* _Exercise_:
Output the lines that follow exactly as they are.

>> Begin Input

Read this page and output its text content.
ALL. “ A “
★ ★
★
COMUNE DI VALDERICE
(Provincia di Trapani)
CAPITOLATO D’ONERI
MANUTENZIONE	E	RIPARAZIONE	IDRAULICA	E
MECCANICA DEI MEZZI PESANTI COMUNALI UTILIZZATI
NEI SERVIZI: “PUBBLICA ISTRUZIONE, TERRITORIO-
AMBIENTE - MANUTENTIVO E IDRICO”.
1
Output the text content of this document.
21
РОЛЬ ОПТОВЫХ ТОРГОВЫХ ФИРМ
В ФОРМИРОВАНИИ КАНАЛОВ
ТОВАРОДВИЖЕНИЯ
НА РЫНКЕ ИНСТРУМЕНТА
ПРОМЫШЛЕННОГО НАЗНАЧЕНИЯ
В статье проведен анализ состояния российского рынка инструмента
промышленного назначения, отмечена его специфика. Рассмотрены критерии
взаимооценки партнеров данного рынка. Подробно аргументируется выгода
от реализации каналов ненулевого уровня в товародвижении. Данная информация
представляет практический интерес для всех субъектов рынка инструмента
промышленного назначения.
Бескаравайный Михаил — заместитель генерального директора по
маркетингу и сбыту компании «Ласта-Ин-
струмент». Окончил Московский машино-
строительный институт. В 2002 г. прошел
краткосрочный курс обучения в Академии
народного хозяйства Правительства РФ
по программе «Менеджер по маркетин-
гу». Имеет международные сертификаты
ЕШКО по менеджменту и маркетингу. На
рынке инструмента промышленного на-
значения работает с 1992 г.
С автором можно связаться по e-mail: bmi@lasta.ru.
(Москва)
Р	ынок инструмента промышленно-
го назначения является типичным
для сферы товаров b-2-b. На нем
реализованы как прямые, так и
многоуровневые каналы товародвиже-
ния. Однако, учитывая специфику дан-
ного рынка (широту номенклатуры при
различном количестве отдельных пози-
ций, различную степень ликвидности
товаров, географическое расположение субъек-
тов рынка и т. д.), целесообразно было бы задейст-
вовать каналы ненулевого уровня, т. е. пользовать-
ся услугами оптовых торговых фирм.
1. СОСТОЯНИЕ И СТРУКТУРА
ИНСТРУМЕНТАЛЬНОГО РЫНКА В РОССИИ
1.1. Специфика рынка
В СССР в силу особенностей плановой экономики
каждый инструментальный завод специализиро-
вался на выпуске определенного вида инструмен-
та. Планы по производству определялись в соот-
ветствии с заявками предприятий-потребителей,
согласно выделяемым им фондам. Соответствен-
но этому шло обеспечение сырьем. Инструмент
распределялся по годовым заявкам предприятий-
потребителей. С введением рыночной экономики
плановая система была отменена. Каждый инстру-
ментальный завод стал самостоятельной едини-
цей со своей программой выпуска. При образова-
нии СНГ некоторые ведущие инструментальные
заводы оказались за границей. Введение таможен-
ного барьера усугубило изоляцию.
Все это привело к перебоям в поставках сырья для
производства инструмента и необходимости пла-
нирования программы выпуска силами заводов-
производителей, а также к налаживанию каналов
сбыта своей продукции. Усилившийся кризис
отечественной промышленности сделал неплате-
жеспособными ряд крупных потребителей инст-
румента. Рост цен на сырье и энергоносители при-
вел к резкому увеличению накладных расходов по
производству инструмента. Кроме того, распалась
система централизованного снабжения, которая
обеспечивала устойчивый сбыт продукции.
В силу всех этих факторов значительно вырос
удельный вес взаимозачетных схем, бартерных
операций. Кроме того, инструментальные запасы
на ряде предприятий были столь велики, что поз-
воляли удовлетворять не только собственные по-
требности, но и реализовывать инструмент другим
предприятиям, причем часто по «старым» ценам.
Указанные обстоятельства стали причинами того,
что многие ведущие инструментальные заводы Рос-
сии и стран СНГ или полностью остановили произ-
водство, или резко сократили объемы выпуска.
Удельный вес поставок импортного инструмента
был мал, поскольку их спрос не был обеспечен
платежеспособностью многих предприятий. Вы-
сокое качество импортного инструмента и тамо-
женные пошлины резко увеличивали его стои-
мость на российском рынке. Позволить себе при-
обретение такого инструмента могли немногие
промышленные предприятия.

>> End Input

* _Finished exercise_:
Read this page and output its text content.
ALL. “ A “
★ ★
★
COMUNE DI VALDERICE
(Provincia di Trapani)
CAPITOLATO D’ONERI
MANUTENZIONE	E	RIPARAZIONE	IDRAULICA	E
MECCANICA DEI MEZZI PESANTI COMUNALI UTILIZZATI
NEI SERVIZI: “PUBBLICA ISTRUZIONE, TERRITORIO-
AMBIENTE - MANUTENTIVO E IDRICO”.
1
Output the text content of this document.
21
РОЛЬ ОПТОВЫХ ТОРГОВЫХ ФИРМ
В ФОРМИРОВАНИИ КАНАЛОВ
ТОВАРОДВИЖЕНИЯ
НА РЫНКЕ ИНСТРУМЕНТА
ПРОМЫШЛЕННОГО НАЗНАЧЕНИЯ
В статье проведен анализ состояния российского рынка инструмента
промышленного назначения, отмечена его специфика. Рассмотрены критерии
взаимооценки партнеров данного рынка. Подробно аргументируется выгода
от реализации каналов ненулевого уровня в товародвижении. Данная информация
представляет практический интерес для всех субъектов рынка инструмента
промышленного назначения.
Бескаравайный Михаил — заместитель генерального директора по
маркетингу и сбыту компании «Ласта-Ин-
струмент». Окончил Московский машино-
строительный институт. В 2002 г. прошел
краткосрочный курс обучения в Академии
народного хозяйства Правительства РФ
по программе «Менеджер по маркетин-
гу». Имеет международные сертификаты
ЕШКО по менеджменту и маркетингу. На
рынке инструмента промышленного на-
значения работает с 1992 г.
С автором можно связаться по e-mail: bmi@lasta.ru.
(Москва)
Р	ынок инструмента промышленно-
го назначения является типичным
для сферы товаров b-2-b. На нем
реализованы как прямые, так и
многоуровневые каналы товародвиже-
ния. Однако, учитывая специфику дан-
ного рынка (широту номенклатуры при
различном количестве отдельных пози-
ций, различную степень ликвидности
товаров, географическое расположение субъек-
тов рынка и т. д.), целесообразно было бы задейст-
вовать каналы ненулевого уровня, т. е. пользовать-
ся услугами оптовых торговых фирм.
1. СОСТОЯНИЕ И СТРУКТУРА
ИНСТРУМЕНТАЛЬНОГО РЫНКА В РОССИИ
1.1. Специфика рынка
В СССР в силу особенностей плановой экономики
каждый инструментальный завод специализиро-
вался на выпуске определенного вида инструмен-
та. Планы по производству определялись в соот-
ветствии с заявками предприятий-потребителей,
согласно выделяемым им фондам. Соответствен-
но этому шло обеспечение сырьем. Инструмент
распределялся по годовым заявкам предприятий-
потребителей. С введением рыночной экономики
плановая система была отменена. Каждый инстру-
ментальный завод стал самостоятельной едини-
цей со своей программой выпуска. При образова-
нии СНГ некоторые ведущие инструментальные
заводы оказались за границей. Введение таможен-
ного барьера усугубило изоляцию.
Все это привело к перебоям в поставках сырья для
производства инструмента и необходимости пла-
нирования программы выпуска силами заводов-
производителей, а также к налаживанию каналов
сбыта своей продукции. Усилившийся кризис
отечественной промышленности сделал неплате-
жеспособными ряд крупных потребителей инст-
румента. Рост цен на сырье и энергоносители при-
вел к резкому увеличению накладных расходов по
производству инструмента. Кроме того, распалась
система централизованного снабжения, которая
обеспечивала устойчивый сбыт продукции.
В силу всех этих факторов значительно вырос
удельный вес взаимозачетных схем, бартерных
операций. Кроме того, инструментальные запасы
на ряде предприятий были столь велики, что поз-
воляли удовлетворять не только собственные по-
требности, но и реализовывать инструмент другим
предприятиям, причем часто по «старым» ценам.
Указанные обстоятельства стали причинами того,
что многие ведущие инструментальные заводы Рос-
сии и стран СНГ или полностью остановили произ-
водство, или резко сократили объемы выпуска.
Удельный вес поставок импортного инструмента
был мал, поскольку их спрос не был обеспечен
платежеспособностью многих предприятий. Вы-
сокое качество импортного инструмента и тамо-
женные пошлины резко увеличивали его стои-
мость на российском рынке. Позволить себе при-
обретение такого инструмента могли немногие
промышленные предприятия.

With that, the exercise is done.